Find the lines holding "this" and copy them.

————————

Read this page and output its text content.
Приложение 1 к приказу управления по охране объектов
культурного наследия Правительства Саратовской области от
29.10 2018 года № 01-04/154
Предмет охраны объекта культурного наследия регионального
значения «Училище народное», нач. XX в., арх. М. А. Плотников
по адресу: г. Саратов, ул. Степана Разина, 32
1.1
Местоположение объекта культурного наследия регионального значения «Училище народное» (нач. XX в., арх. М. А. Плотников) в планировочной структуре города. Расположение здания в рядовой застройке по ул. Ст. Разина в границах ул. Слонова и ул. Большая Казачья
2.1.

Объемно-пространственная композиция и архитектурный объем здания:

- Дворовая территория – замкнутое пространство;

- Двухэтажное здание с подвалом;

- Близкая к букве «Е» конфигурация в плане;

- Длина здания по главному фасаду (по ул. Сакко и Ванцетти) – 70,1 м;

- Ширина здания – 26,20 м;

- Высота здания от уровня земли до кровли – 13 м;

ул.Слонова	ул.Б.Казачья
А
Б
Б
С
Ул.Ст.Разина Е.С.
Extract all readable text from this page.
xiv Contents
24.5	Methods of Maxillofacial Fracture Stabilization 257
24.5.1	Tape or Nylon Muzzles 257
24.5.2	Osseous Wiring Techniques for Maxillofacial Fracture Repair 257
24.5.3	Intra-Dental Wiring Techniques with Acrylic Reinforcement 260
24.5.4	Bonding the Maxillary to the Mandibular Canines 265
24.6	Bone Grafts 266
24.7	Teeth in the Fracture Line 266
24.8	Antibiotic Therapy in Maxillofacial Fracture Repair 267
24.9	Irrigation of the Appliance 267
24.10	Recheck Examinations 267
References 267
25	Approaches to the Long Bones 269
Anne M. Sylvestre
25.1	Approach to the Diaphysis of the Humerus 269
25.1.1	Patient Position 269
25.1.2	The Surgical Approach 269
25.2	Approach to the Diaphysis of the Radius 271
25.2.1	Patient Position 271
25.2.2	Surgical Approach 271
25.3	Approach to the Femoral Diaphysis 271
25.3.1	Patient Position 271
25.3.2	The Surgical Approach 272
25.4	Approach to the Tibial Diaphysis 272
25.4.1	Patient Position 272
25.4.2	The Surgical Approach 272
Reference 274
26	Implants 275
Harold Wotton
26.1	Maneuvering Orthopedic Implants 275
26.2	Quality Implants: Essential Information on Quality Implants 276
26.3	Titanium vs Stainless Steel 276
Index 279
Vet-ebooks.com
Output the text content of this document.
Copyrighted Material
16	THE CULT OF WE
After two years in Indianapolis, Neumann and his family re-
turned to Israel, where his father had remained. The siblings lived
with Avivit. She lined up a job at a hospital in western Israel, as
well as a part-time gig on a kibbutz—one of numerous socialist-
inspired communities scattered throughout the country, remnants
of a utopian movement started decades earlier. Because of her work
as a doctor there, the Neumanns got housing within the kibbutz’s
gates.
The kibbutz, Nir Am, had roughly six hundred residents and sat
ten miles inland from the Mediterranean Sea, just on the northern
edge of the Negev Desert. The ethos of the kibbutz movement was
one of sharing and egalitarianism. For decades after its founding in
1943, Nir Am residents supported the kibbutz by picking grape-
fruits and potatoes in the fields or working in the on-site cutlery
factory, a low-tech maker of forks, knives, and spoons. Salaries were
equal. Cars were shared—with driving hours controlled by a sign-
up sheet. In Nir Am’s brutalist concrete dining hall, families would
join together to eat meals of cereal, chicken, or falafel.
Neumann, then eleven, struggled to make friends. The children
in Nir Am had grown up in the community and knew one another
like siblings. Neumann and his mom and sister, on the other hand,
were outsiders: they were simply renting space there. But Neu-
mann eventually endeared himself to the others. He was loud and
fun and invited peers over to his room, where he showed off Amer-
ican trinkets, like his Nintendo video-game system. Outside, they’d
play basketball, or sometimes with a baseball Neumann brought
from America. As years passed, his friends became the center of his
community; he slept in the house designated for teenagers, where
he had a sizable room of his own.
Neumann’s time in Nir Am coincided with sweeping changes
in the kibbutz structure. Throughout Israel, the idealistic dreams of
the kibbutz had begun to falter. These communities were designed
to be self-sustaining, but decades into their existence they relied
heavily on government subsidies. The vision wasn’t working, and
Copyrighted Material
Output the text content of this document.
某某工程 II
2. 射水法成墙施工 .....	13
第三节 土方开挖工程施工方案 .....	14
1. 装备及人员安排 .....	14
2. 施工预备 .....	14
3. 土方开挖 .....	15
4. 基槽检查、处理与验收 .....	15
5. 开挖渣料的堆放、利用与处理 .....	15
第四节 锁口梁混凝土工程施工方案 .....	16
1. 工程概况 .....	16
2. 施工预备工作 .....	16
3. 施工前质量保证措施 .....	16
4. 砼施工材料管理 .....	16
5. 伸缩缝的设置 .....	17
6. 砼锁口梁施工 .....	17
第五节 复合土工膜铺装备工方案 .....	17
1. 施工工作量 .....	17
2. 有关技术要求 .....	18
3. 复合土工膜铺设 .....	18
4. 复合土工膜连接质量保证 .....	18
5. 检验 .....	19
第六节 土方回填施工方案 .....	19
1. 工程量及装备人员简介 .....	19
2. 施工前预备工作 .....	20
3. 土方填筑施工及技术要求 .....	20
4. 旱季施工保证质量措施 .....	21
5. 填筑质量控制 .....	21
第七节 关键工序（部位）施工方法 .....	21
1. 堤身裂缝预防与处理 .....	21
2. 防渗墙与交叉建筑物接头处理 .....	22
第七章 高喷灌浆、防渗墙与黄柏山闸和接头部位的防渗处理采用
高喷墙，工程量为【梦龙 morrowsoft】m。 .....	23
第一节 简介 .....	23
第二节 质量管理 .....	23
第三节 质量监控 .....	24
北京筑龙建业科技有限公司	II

————————

WRITTEN SOLUTION
Read this page and output its text content.
Extract all readable text from this page.
Output the text content of this document.
Output the text content of this document.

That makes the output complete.